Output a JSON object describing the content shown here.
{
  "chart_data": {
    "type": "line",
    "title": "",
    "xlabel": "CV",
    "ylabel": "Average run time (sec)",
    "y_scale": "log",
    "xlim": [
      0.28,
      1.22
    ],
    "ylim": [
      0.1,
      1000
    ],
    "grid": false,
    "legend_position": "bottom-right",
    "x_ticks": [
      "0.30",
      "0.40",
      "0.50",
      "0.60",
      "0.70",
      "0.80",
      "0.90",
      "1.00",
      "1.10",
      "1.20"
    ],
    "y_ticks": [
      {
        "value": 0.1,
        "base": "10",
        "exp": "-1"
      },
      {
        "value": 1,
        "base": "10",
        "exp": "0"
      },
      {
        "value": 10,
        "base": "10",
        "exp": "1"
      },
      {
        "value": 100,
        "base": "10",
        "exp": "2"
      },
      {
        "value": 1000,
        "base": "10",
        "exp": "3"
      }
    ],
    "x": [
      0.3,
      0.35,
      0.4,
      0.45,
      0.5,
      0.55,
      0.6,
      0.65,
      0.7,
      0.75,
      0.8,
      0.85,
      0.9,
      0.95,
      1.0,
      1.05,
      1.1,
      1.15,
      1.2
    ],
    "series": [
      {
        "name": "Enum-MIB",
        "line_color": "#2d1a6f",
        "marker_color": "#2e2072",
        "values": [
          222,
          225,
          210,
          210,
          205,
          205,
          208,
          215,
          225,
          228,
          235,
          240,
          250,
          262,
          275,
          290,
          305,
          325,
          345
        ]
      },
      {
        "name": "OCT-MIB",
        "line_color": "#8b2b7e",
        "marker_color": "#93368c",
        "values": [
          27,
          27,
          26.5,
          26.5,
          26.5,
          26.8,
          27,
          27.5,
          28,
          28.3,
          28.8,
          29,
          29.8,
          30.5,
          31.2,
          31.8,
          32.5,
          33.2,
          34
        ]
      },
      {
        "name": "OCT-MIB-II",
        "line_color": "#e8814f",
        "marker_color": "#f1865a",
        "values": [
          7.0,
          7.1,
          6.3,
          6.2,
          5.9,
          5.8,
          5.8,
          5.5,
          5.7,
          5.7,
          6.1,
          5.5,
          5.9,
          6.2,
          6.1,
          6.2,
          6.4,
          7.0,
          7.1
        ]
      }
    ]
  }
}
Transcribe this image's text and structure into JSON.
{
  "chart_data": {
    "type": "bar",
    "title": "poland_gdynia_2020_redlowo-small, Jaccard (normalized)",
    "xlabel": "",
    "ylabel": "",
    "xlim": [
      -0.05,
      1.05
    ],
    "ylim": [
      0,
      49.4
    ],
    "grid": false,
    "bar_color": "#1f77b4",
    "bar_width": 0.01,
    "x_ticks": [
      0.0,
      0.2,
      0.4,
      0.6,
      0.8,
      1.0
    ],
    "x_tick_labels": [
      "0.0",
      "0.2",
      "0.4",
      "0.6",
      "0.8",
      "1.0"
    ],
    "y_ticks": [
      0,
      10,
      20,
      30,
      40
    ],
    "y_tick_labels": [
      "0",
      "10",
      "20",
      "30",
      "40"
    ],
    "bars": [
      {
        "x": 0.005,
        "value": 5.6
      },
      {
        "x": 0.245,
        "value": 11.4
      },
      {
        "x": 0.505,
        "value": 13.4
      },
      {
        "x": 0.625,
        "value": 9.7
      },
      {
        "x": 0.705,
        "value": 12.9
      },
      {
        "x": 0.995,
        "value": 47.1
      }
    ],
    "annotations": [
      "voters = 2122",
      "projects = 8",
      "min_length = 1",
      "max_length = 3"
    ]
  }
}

JOB>
Transcribe every entry verbatim.

RESULT>
Output a JSON object describing the content shown here.
{
  "chart_data": {
    "type": "line",
    "title": "",
    "xlabel": "CV",
    "ylabel": "Average run time (sec)",
    "y_scale": "log",
    "xlim": [
      0.28,
      1.22
    ],
    "ylim": [
      0.1,
      1000
    ],
    "grid": false,
    "legend_position": "bottom-right",
    "x_ticks": [
      "0.30",
      "0.40",
      "0.50",
      "0.60",
      "0.70",
      "0.80",
      "0.90",
      "1.00",
      "1.10",
      "1.20"
    ],
    "y_ticks": [
      {
        "value": 0.1,
        "base": "10",
        "exp": "-1"
      },
      {
        "value": 1,
        "base": "10",
        "exp": "0"
      },
      {
        "value": 10,
        "base": "10",
        "exp": "1"
      },
      {
        "value": 100,
        "base": "10",
        "exp": "2"
      },
      {
        "value": 1000,
        "base": "10",
        "exp": "3"
      }
    ],
    "x": [
      0.3,
      0.35,
      0.4,
      0.45,
      0.5,
      0.55,
      0.6,
      0.65,
      0.7,
      0.75,
      0.8,
      0.85,
      0.9,
      0.95,
      1.0,
      1.05,
      1.1,
      1.15,
      1.2
    ],
    "series": [
      {
        "name": "Enum-MIB",
        "line_color": "#2d1a6f",
        "marker_color": "#2e2072",
        "values": [
          222,
          225,
          210,
          210,
          205,
          205,
          208,
          215,
          225,
          228,
          235,
          240,
          250,
          262,
          275,
          290,
          305,
          325,
          345
        ]
      },
      {
        "name": "OCT-MIB",
        "line_color": "#8b2b7e",
        "marker_color": "#93368c",
        "values": [
          27,
          27,
          26.5,
          26.5,
          26.5,
          26.8,
          27,
          27.5,
          28,
          28.3,
          28.8,
          29,
          29.8,
          30.5,
          31.2,
          31.8,
          32.5,
          33.2,
          34
        ]
      },
      {
        "name": "OCT-MIB-II",
        "line_color": "#e8814f",
        "marker_color": "#f1865a",
        "values": [
          7.0,
          7.1,
          6.3,
          6.2,
          5.9,
          5.8,
          5.8,
          5.5,
          5.7,
          5.7,
          6.1,
          5.5,
          5.9,
          6.2,
          6.1,
          6.2,
          6.4,
          7.0,
          7.1
        ]
      }
    ]
  }
}
Transcribe this image's text and structure into JSON.
{
  "chart_data": {
    "type": "bar",
    "title": "poland_gdynia_2020_redlowo-small, Jaccard (normalized)",
    "xlabel": "",
    "ylabel": "",
    "xlim": [
      -0.05,
      1.05
    ],
    "ylim": [
      0,
      49.4
    ],
    "grid": false,
    "bar_color": "#1f77b4",
    "bar_width": 0.01,
    "x_ticks": [
      0.0,
      0.2,
      0.4,
      0.6,
      0.8,
      1.0
    ],
    "x_tick_labels": [
      "0.0",
      "0.2",
      "0.4",
      "0.6",
      "0.8",
      "1.0"
    ],
    "y_ticks": [
      0,
      10,
      20,
      30,
      40
    ],
    "y_tick_labels": [
      "0",
      "10",
      "20",
      "30",
      "40"
    ],
    "bars": [
      {
        "x": 0.005,
        "value": 5.6
      },
      {
        "x": 0.245,
        "value": 11.4
      },
      {
        "x": 0.505,
        "value": 13.4
      },
      {
        "x": 0.625,
        "value": 9.7
      },
      {
        "x": 0.705,
        "value": 12.9
      },
      {
        "x": 0.995,
        "value": 47.1
      }
    ],
    "annotations": [
      "voters = 2122",
      "projects = 8",
      "min_length = 1",
      "max_length = 3"
    ]
  }
}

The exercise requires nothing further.